§ **What to produce**
Pick out every line of the listing that contains the string "NAME". Case counts.

§ **Given records**
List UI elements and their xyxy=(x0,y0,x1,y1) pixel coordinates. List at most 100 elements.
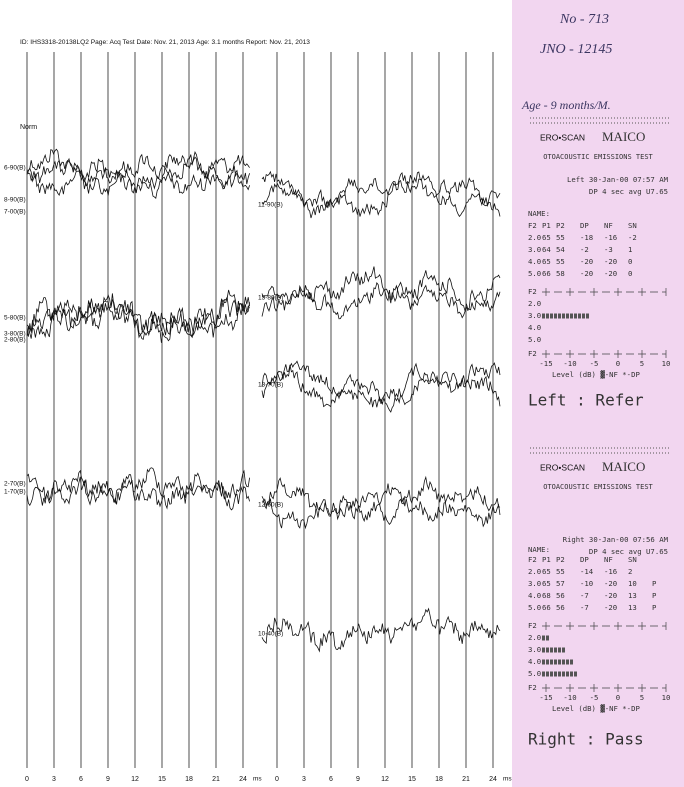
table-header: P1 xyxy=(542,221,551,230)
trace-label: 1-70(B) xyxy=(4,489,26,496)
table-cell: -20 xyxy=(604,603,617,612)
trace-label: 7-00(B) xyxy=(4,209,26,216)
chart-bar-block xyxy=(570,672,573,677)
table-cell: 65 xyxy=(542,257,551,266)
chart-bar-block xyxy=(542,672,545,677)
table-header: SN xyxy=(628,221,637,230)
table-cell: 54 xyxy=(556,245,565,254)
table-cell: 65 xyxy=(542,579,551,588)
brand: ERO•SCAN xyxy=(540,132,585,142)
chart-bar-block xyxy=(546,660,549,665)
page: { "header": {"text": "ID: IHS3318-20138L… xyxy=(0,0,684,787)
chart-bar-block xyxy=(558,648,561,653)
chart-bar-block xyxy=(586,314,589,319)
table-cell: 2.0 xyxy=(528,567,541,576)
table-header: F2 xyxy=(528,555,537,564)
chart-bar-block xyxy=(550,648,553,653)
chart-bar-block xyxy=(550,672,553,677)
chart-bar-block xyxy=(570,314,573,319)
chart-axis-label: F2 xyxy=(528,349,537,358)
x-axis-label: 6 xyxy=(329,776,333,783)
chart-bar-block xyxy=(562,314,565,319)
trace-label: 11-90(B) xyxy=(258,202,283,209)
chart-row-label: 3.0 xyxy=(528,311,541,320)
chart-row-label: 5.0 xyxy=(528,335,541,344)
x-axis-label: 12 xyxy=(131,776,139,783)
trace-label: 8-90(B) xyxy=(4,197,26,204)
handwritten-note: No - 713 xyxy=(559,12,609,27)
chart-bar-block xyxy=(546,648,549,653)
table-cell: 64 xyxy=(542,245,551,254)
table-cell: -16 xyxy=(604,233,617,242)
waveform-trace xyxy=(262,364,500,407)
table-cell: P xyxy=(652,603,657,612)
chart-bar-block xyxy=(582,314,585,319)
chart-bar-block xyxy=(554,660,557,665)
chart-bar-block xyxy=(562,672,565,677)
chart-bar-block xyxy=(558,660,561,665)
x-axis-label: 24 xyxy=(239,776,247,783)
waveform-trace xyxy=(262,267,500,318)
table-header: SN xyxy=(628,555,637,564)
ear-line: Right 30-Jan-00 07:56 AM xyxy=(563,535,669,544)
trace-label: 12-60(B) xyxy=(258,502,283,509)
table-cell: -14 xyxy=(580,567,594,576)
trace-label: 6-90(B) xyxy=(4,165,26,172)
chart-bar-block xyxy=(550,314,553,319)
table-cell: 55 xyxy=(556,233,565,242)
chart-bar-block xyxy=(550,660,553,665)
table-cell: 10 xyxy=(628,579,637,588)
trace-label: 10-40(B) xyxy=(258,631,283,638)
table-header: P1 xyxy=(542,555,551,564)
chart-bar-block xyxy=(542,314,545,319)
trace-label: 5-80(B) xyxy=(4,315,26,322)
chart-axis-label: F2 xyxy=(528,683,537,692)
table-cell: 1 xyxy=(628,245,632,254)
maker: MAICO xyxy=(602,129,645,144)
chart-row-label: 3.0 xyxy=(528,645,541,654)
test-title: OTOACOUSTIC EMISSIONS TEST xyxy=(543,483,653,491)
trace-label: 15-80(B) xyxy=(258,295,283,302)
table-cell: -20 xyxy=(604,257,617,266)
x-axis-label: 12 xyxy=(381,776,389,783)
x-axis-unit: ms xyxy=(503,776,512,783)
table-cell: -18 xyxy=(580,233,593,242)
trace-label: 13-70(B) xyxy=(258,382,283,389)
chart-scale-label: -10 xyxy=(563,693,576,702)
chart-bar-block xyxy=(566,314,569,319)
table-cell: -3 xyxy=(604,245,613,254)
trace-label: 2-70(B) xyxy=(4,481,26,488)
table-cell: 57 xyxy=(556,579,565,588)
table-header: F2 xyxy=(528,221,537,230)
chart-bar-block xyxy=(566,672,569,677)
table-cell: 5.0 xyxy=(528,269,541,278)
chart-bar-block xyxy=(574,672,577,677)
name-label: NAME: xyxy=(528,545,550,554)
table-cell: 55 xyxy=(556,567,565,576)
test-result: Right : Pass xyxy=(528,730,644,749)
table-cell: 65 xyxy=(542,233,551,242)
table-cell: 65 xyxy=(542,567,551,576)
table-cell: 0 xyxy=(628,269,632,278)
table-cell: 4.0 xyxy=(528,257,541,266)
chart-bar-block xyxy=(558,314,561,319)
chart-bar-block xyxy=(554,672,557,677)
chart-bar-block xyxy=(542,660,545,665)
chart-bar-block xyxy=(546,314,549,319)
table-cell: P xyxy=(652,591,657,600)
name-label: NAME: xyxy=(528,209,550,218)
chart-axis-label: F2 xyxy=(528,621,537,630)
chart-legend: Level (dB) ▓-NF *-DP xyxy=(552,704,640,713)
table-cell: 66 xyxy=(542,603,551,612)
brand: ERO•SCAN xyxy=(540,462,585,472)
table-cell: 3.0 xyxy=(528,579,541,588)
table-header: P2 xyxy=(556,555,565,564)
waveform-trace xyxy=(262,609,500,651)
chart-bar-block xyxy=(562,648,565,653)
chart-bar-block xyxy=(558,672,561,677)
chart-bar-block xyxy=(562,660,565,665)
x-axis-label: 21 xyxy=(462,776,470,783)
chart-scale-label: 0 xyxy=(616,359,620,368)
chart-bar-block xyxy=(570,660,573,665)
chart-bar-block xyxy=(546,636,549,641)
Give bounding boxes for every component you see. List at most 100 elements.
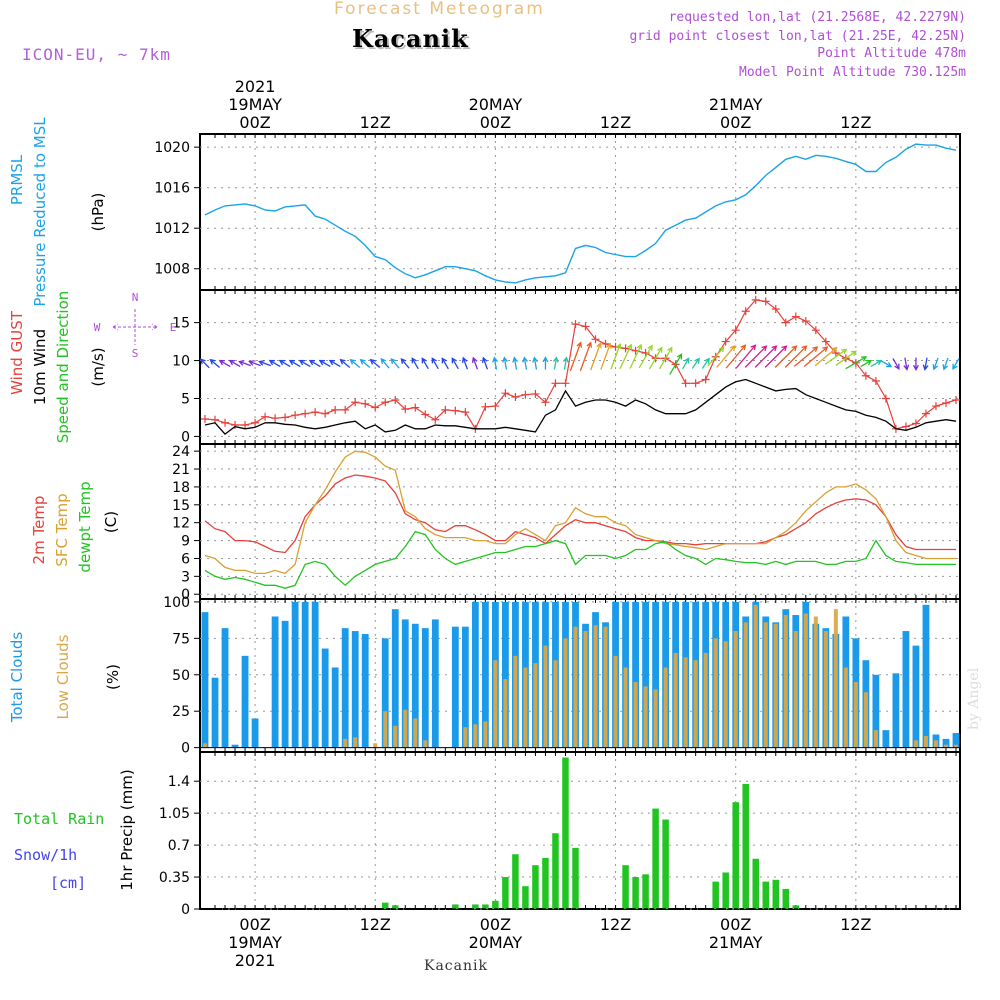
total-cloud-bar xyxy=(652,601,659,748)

§ **Task output**
name-label: NAME: xyxy=(528,545,550,554)
name-label: NAME: xyxy=(528,209,550,218)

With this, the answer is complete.